[begin Material provided]
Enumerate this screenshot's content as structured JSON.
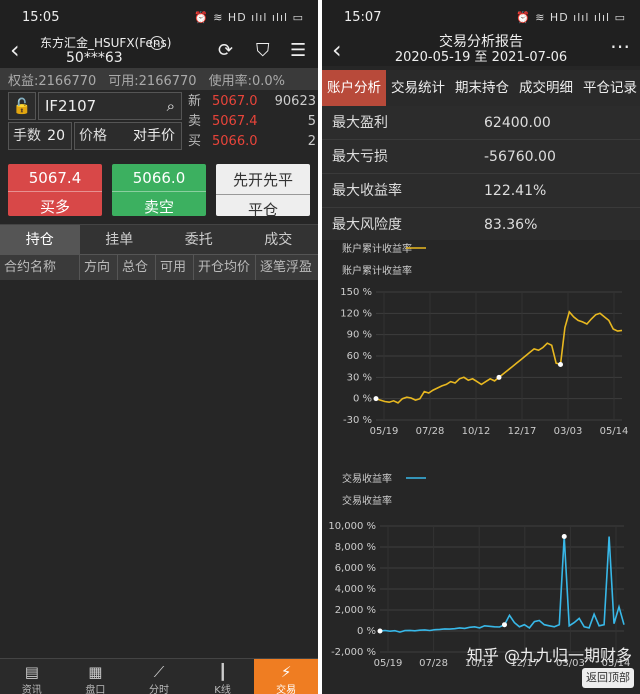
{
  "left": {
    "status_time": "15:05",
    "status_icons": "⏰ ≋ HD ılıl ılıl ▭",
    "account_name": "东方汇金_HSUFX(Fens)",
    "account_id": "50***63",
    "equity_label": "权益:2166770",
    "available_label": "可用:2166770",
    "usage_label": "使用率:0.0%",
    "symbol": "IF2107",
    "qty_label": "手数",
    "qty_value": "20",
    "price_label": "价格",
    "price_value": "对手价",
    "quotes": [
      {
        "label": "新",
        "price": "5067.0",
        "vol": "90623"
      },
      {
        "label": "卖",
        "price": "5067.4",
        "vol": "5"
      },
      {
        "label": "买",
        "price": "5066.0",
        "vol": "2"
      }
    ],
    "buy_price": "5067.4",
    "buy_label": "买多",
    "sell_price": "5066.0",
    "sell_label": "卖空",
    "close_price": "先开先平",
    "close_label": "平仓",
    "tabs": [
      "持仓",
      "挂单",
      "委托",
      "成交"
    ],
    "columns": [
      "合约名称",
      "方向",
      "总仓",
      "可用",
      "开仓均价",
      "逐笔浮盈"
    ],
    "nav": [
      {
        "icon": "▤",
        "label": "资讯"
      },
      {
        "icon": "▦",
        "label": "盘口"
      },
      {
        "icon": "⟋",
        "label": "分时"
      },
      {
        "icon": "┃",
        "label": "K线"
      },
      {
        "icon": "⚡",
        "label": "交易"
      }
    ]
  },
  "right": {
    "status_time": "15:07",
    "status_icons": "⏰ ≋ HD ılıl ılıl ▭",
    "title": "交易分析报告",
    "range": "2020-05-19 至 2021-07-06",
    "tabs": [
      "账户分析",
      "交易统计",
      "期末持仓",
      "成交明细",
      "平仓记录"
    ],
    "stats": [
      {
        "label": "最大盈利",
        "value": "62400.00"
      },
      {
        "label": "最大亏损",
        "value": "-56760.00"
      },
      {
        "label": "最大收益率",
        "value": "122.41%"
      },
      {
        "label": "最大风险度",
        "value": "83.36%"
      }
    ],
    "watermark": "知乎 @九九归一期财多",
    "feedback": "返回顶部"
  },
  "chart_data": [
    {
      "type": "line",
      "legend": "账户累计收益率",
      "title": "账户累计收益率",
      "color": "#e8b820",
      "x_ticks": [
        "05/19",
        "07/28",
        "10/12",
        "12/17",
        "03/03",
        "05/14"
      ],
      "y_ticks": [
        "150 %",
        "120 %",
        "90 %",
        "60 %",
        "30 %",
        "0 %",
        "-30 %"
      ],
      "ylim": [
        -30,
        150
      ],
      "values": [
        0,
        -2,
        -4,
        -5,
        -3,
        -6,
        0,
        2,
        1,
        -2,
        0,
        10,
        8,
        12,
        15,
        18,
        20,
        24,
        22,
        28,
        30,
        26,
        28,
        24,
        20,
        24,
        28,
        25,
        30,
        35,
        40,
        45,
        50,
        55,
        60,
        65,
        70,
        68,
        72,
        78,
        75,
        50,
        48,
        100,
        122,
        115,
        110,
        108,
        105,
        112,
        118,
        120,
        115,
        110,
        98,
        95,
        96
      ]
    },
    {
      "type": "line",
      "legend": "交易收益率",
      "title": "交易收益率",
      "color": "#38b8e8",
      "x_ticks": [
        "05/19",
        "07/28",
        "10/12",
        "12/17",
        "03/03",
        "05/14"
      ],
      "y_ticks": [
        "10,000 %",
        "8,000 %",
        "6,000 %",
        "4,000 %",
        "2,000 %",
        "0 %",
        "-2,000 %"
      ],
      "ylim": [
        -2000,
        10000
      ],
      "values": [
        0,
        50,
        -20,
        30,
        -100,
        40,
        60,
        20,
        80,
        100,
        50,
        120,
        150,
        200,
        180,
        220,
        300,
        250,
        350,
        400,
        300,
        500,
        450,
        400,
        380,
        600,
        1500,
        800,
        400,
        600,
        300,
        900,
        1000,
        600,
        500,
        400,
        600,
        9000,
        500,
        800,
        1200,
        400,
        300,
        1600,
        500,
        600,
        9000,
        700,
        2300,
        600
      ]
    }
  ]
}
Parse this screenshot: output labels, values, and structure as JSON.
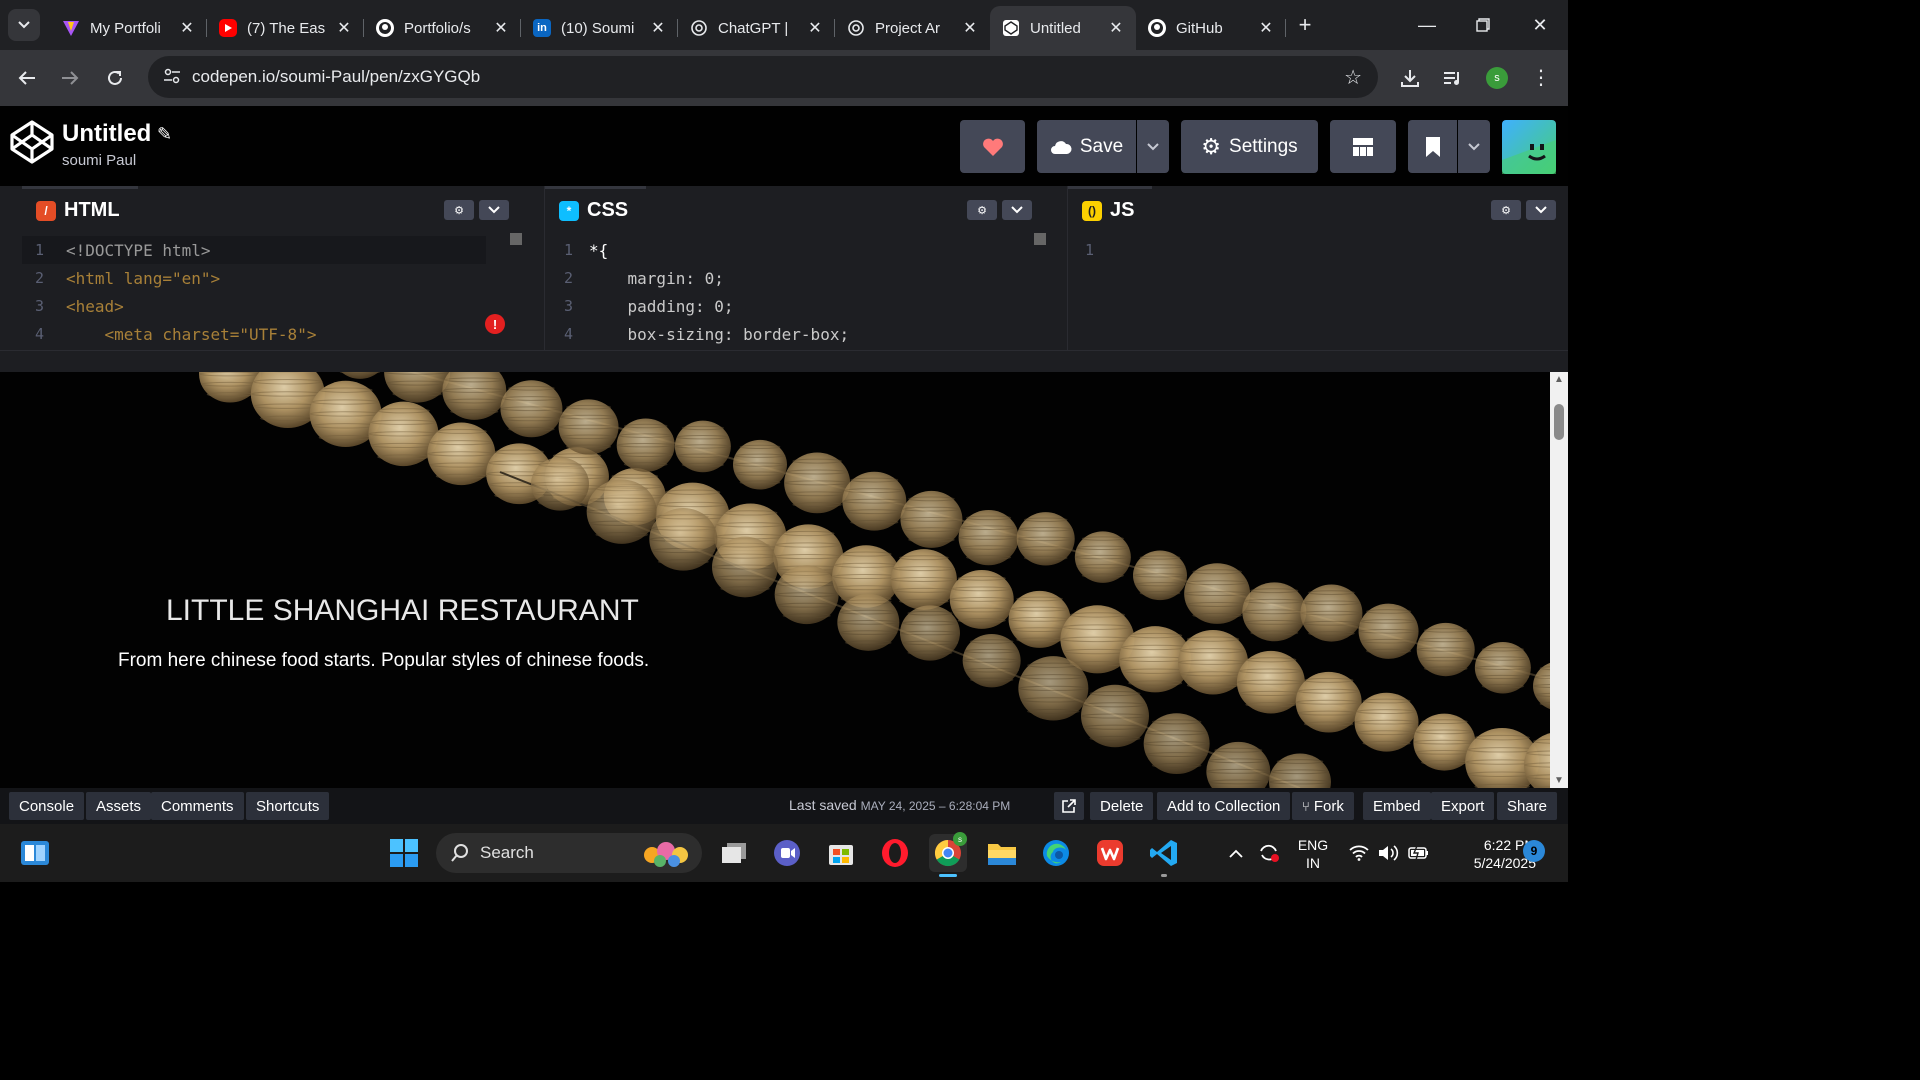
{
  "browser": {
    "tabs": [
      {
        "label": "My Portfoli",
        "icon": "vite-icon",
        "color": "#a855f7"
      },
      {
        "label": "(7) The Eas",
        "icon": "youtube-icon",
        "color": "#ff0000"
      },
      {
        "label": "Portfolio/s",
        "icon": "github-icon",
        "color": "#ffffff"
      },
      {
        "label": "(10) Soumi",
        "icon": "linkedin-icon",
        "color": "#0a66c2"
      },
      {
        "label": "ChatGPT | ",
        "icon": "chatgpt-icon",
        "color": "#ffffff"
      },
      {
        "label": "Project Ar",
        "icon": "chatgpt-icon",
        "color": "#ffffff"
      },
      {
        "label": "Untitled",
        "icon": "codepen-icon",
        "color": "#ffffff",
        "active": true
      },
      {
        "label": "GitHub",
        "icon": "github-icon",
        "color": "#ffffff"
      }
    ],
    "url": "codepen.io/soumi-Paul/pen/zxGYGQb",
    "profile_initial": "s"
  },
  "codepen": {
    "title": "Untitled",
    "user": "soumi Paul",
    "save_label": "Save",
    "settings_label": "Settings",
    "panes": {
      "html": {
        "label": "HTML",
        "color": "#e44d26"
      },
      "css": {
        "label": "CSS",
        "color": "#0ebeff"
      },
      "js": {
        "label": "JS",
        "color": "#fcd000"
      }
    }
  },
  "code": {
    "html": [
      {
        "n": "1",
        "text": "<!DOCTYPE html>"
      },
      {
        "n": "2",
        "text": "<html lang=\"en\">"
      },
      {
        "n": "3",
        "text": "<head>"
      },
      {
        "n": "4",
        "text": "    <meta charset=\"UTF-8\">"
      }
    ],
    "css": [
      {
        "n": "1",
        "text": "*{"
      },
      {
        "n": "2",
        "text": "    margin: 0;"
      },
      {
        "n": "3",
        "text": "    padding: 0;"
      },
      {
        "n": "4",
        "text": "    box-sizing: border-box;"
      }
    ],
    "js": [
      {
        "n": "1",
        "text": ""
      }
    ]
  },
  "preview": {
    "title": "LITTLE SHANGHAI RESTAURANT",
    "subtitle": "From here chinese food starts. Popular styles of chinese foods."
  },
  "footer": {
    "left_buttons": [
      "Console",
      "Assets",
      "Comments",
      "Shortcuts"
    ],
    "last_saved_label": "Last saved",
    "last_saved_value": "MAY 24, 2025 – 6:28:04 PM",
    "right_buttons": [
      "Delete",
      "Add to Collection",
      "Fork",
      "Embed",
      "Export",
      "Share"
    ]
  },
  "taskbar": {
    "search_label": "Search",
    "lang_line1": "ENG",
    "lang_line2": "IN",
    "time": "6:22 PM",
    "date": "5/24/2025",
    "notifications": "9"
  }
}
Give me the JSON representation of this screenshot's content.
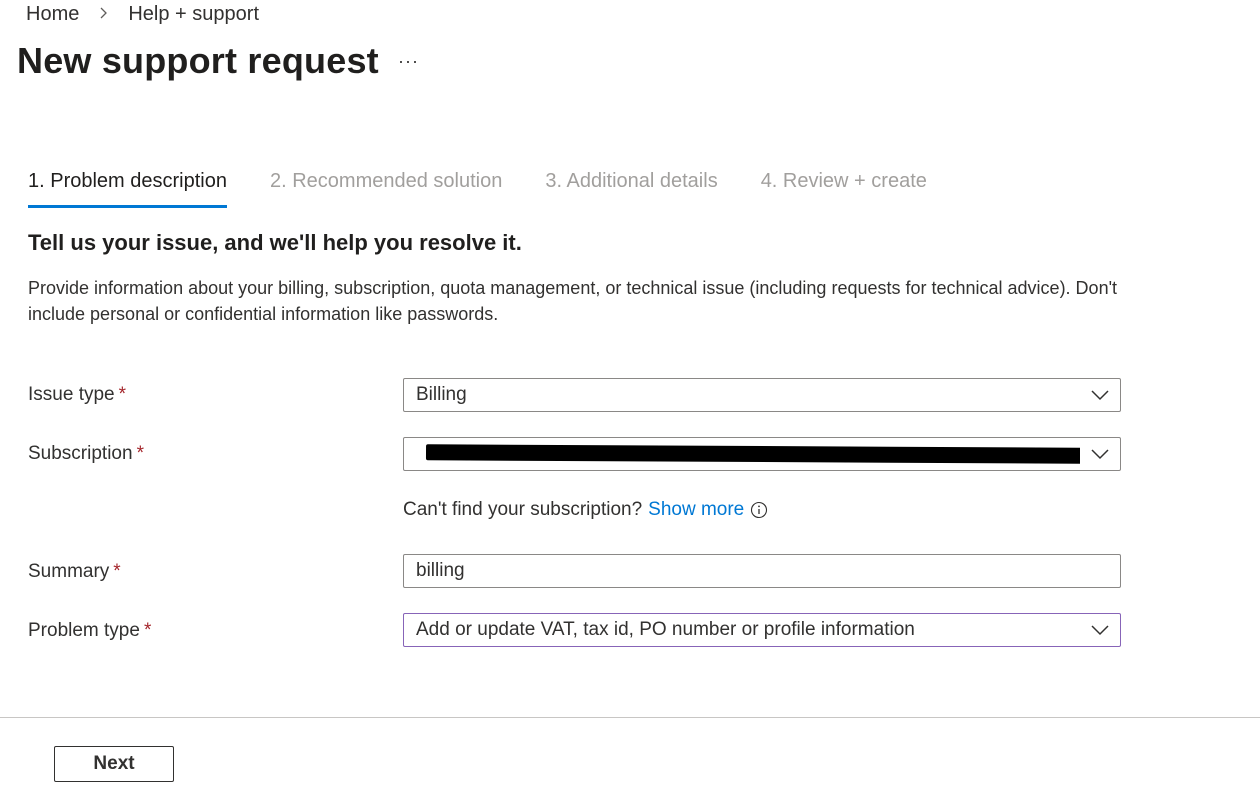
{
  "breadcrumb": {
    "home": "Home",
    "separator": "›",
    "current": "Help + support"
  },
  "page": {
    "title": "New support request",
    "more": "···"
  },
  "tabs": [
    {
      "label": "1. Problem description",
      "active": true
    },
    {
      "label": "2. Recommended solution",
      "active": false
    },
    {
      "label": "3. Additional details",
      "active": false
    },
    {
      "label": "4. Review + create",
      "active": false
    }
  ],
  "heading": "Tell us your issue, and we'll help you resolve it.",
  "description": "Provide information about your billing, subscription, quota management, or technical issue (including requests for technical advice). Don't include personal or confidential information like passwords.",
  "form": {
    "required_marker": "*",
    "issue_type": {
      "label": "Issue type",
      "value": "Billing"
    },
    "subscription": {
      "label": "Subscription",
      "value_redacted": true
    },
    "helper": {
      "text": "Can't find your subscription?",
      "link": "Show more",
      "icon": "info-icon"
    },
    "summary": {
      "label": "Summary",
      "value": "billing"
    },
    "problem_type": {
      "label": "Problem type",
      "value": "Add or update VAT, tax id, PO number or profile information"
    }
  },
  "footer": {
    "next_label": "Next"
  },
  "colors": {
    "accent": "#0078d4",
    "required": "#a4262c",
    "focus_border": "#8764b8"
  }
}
[end Material provided]
## Description of the task
Lines from the one that contains "Give me the" through the last line of the data above are to be extracted exactly, with no pictures and no other lines.

## Response to this task
Give me the JSON representation of this screenshot's content.
{
  "breadcrumb": {
    "home": "Home",
    "separator": "›",
    "current": "Help + support"
  },
  "page": {
    "title": "New support request",
    "more": "···"
  },
  "tabs": [
    {
      "label": "1. Problem description",
      "active": true
    },
    {
      "label": "2. Recommended solution",
      "active": false
    },
    {
      "label": "3. Additional details",
      "active": false
    },
    {
      "label": "4. Review + create",
      "active": false
    }
  ],
  "heading": "Tell us your issue, and we'll help you resolve it.",
  "description": "Provide information about your billing, subscription, quota management, or technical issue (including requests for technical advice). Don't include personal or confidential information like passwords.",
  "form": {
    "required_marker": "*",
    "issue_type": {
      "label": "Issue type",
      "value": "Billing"
    },
    "subscription": {
      "label": "Subscription",
      "value_redacted": true
    },
    "helper": {
      "text": "Can't find your subscription?",
      "link": "Show more",
      "icon": "info-icon"
    },
    "summary": {
      "label": "Summary",
      "value": "billing"
    },
    "problem_type": {
      "label": "Problem type",
      "value": "Add or update VAT, tax id, PO number or profile information"
    }
  },
  "footer": {
    "next_label": "Next"
  },
  "colors": {
    "accent": "#0078d4",
    "required": "#a4262c",
    "focus_border": "#8764b8"
  }
}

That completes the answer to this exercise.